### The exercise
Please report every line from the material that contains the word "preview".
--- BEGIN Task data ---
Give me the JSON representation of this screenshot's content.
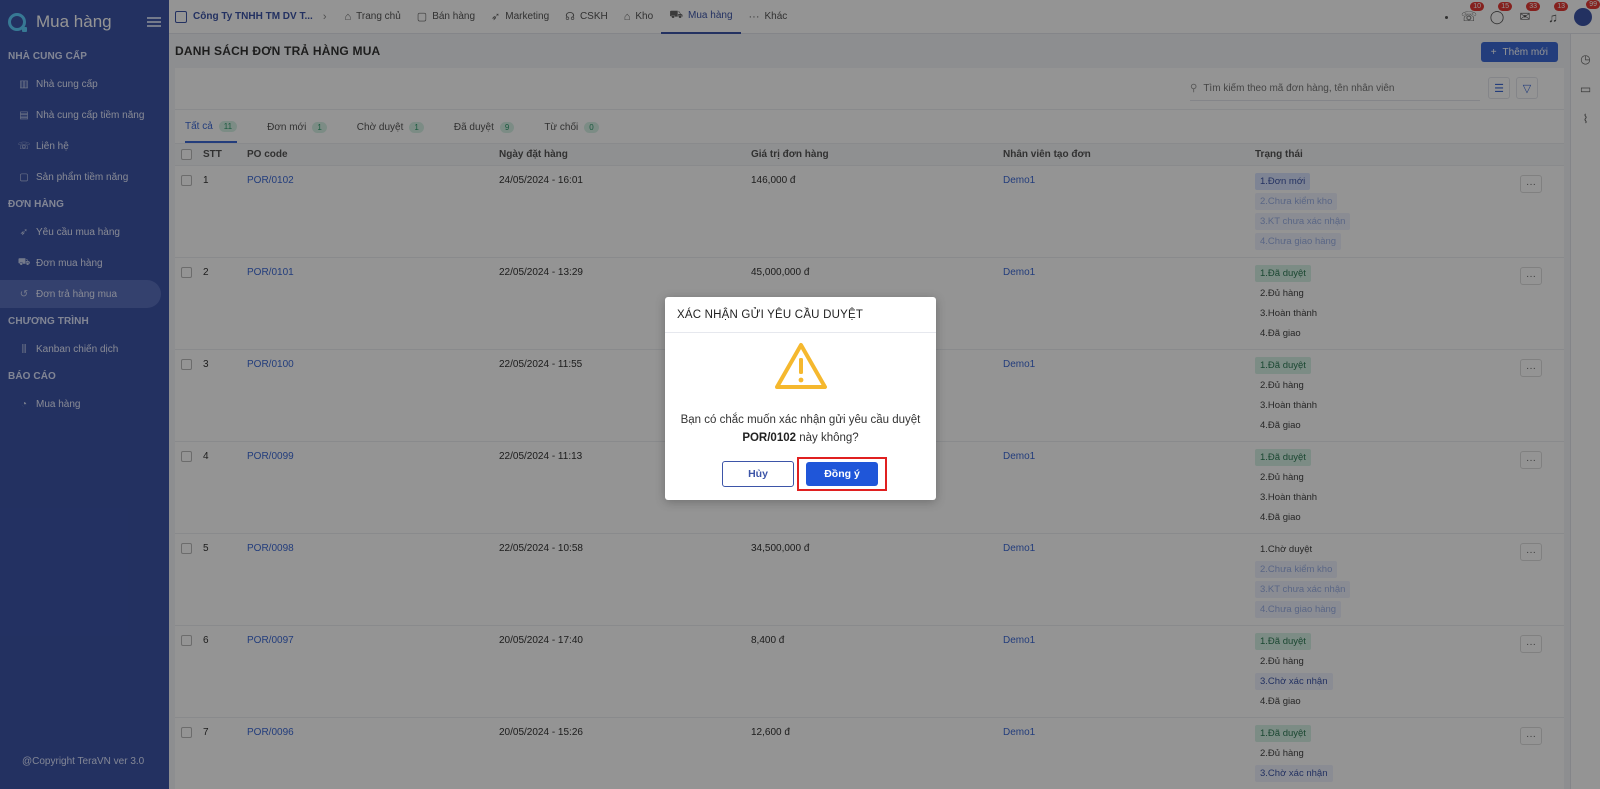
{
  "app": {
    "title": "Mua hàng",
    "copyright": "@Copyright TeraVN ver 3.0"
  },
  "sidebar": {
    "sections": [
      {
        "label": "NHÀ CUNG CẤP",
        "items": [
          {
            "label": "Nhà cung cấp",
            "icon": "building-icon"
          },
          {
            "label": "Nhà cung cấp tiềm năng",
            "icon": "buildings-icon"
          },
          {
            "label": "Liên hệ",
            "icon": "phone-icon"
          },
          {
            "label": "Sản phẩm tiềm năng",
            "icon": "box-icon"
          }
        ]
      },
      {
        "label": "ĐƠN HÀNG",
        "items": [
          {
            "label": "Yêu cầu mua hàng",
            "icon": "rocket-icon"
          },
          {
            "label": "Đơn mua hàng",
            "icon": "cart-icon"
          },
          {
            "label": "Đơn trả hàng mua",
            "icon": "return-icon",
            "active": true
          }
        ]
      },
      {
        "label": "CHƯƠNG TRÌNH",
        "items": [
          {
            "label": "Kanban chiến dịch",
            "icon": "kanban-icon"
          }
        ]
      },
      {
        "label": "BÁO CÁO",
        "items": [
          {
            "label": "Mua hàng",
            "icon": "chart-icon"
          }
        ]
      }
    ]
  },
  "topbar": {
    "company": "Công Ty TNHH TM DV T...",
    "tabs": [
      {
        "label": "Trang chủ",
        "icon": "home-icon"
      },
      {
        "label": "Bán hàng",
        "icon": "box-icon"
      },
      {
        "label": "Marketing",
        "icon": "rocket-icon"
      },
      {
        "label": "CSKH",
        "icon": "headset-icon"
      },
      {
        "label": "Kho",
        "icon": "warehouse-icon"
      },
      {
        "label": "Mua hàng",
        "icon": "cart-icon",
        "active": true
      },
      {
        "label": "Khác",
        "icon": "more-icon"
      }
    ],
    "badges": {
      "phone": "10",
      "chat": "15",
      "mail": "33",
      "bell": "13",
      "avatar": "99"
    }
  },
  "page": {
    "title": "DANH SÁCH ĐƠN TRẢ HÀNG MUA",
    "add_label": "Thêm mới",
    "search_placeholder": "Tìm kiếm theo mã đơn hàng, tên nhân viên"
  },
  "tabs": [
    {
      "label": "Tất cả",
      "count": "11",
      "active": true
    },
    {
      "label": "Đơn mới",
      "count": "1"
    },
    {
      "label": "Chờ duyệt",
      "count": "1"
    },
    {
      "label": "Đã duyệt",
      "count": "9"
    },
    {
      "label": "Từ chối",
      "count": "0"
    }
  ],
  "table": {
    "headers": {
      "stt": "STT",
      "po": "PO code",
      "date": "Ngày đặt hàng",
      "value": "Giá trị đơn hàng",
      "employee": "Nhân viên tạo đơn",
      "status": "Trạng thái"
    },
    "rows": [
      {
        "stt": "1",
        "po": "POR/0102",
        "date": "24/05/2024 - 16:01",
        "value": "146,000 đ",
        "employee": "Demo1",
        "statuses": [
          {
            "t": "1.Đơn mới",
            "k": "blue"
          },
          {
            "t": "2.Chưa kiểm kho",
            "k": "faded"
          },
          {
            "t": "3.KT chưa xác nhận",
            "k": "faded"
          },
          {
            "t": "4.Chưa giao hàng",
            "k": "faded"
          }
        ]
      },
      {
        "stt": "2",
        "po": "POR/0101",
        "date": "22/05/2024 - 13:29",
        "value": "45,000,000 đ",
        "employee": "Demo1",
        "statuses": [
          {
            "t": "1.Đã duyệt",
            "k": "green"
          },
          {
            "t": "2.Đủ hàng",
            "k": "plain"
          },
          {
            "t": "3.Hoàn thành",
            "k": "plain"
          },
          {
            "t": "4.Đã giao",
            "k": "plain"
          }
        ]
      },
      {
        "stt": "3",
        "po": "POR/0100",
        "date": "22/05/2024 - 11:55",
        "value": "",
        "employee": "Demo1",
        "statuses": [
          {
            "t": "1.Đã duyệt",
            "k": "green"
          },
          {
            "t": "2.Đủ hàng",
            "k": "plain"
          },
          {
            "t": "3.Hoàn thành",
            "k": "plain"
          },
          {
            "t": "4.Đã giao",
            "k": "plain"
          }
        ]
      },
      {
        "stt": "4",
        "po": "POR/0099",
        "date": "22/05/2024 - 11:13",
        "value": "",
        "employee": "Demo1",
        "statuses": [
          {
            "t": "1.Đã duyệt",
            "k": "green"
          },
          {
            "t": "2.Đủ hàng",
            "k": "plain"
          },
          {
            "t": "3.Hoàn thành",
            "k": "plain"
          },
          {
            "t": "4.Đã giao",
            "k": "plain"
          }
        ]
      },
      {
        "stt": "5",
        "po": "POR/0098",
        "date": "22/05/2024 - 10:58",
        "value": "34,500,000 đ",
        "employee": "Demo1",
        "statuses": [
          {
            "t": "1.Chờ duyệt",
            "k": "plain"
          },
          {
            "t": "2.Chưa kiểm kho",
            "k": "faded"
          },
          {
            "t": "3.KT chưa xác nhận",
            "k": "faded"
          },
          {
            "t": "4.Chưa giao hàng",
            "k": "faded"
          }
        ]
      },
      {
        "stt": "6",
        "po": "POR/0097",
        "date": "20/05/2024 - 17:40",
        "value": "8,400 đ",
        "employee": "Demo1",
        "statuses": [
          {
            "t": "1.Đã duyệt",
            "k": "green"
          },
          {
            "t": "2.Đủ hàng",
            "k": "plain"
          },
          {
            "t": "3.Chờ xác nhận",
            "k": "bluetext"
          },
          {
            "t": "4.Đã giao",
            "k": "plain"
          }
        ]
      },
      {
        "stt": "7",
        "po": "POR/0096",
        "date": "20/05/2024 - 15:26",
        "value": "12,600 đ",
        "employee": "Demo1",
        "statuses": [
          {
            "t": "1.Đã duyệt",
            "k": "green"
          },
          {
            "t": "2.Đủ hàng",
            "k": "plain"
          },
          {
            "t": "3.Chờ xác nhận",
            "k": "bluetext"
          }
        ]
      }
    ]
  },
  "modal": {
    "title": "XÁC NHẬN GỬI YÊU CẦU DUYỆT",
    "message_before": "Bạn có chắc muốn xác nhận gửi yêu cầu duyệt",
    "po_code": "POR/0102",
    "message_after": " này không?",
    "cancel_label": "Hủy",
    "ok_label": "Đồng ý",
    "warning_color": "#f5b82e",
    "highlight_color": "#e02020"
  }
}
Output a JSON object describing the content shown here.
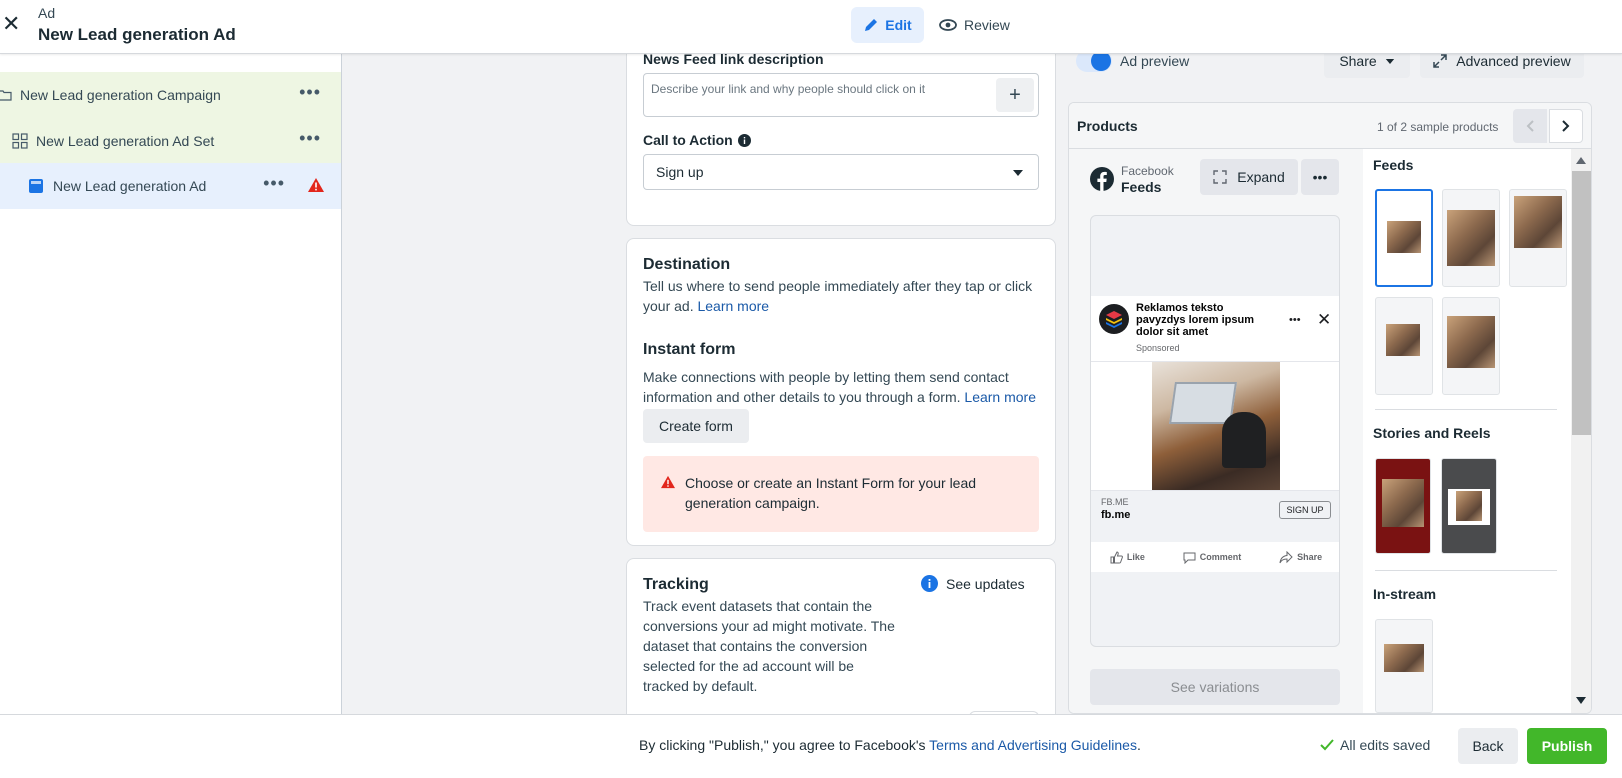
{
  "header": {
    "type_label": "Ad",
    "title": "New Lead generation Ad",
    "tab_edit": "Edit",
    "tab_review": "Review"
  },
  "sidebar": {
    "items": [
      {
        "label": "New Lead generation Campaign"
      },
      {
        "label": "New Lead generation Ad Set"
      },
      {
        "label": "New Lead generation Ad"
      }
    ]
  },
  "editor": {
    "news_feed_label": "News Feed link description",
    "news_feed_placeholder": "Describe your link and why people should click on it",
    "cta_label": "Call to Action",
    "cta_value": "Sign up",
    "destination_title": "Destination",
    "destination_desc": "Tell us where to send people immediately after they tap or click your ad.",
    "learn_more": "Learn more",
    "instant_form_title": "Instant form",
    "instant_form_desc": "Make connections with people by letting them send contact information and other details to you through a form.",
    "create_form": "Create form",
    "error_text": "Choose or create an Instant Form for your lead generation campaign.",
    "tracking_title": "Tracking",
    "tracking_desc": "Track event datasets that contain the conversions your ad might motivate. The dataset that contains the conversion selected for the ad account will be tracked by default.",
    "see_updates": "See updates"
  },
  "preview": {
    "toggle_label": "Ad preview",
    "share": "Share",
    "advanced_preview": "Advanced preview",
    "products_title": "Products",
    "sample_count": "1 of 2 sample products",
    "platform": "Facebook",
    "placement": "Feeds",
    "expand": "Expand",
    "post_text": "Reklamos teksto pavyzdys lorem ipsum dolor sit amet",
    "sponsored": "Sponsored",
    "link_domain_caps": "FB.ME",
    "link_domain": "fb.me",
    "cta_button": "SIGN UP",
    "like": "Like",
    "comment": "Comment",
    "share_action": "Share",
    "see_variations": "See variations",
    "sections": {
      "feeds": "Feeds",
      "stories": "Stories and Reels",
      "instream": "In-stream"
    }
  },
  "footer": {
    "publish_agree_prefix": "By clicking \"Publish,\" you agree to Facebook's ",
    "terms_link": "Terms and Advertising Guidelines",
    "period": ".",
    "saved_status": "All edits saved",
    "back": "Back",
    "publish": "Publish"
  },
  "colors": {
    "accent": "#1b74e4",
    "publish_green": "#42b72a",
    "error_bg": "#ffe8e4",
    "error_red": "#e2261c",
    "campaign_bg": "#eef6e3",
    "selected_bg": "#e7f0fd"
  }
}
--- END Task data ---
### Written reply
  "preview": {
    "toggle_label": "Ad preview",
    "advanced_preview": "Advanced preview",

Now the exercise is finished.